GIVEN TASK
Below are some records; return each one exactly.

Data entries:
⁂
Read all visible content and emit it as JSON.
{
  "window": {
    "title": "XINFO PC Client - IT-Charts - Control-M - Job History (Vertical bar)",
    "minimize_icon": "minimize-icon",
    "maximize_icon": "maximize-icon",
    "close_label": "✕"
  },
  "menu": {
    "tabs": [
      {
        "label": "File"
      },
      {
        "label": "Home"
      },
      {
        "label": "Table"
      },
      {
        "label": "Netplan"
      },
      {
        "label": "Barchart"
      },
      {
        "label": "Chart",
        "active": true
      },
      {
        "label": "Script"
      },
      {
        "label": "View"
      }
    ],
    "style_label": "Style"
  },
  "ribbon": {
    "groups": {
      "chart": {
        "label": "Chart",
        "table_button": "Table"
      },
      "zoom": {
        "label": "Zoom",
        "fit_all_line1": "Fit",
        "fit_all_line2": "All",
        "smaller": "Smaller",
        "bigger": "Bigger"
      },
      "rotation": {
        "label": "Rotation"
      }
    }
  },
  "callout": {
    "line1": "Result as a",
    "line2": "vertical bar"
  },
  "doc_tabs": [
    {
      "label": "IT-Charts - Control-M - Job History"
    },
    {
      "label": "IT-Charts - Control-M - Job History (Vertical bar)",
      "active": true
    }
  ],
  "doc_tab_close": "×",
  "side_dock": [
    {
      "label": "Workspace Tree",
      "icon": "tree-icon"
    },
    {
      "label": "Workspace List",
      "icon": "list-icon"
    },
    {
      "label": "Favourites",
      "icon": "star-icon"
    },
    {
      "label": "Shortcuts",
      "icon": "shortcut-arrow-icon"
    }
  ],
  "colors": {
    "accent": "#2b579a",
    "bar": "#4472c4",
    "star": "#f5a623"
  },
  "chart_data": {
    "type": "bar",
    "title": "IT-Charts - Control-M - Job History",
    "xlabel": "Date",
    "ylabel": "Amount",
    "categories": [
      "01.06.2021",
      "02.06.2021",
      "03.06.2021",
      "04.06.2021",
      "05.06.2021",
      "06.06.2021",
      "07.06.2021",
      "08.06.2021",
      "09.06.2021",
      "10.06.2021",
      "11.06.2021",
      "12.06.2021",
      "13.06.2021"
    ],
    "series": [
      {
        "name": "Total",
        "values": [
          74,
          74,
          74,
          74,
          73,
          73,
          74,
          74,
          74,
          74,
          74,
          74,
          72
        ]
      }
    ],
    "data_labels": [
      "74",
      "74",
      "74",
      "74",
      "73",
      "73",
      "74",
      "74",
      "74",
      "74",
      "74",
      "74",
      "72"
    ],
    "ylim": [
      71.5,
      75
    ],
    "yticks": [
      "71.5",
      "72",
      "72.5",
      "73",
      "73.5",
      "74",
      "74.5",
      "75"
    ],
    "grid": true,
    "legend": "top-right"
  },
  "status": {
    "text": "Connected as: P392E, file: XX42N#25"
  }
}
⁂
WORKED SOLUTION
Read all visible content and emit it as JSON.
{
  "window": {
    "title": "XINFO PC Client - IT-Charts - Control-M - Job History (Vertical bar)",
    "minimize_icon": "minimize-icon",
    "maximize_icon": "maximize-icon",
    "close_label": "✕"
  },
  "menu": {
    "tabs": [
      {
        "label": "File"
      },
      {
        "label": "Home"
      },
      {
        "label": "Table"
      },
      {
        "label": "Netplan"
      },
      {
        "label": "Barchart"
      },
      {
        "label": "Chart",
        "active": true
      },
      {
        "label": "Script"
      },
      {
        "label": "View"
      }
    ],
    "style_label": "Style"
  },
  "ribbon": {
    "groups": {
      "chart": {
        "label": "Chart",
        "table_button": "Table"
      },
      "zoom": {
        "label": "Zoom",
        "fit_all_line1": "Fit",
        "fit_all_line2": "All",
        "smaller": "Smaller",
        "bigger": "Bigger"
      },
      "rotation": {
        "label": "Rotation"
      }
    }
  },
  "callout": {
    "line1": "Result as a",
    "line2": "vertical bar"
  },
  "doc_tabs": [
    {
      "label": "IT-Charts - Control-M - Job History"
    },
    {
      "label": "IT-Charts - Control-M - Job History (Vertical bar)",
      "active": true
    }
  ],
  "doc_tab_close": "×",
  "side_dock": [
    {
      "label": "Workspace Tree",
      "icon": "tree-icon"
    },
    {
      "label": "Workspace List",
      "icon": "list-icon"
    },
    {
      "label": "Favourites",
      "icon": "star-icon"
    },
    {
      "label": "Shortcuts",
      "icon": "shortcut-arrow-icon"
    }
  ],
  "colors": {
    "accent": "#2b579a",
    "bar": "#4472c4",
    "star": "#f5a623"
  },
  "chart_data": {
    "type": "bar",
    "title": "IT-Charts - Control-M - Job History",
    "xlabel": "Date",
    "ylabel": "Amount",
    "categories": [
      "01.06.2021",
      "02.06.2021",
      "03.06.2021",
      "04.06.2021",
      "05.06.2021",
      "06.06.2021",
      "07.06.2021",
      "08.06.2021",
      "09.06.2021",
      "10.06.2021",
      "11.06.2021",
      "12.06.2021",
      "13.06.2021"
    ],
    "series": [
      {
        "name": "Total",
        "values": [
          74,
          74,
          74,
          74,
          73,
          73,
          74,
          74,
          74,
          74,
          74,
          74,
          72
        ]
      }
    ],
    "data_labels": [
      "74",
      "74",
      "74",
      "74",
      "73",
      "73",
      "74",
      "74",
      "74",
      "74",
      "74",
      "74",
      "72"
    ],
    "ylim": [
      71.5,
      75
    ],
    "yticks": [
      "71.5",
      "72",
      "72.5",
      "73",
      "73.5",
      "74",
      "74.5",
      "75"
    ],
    "grid": true,
    "legend": "top-right"
  },
  "status": {
    "text": "Connected as: P392E, file: XX42N#25"
  }
}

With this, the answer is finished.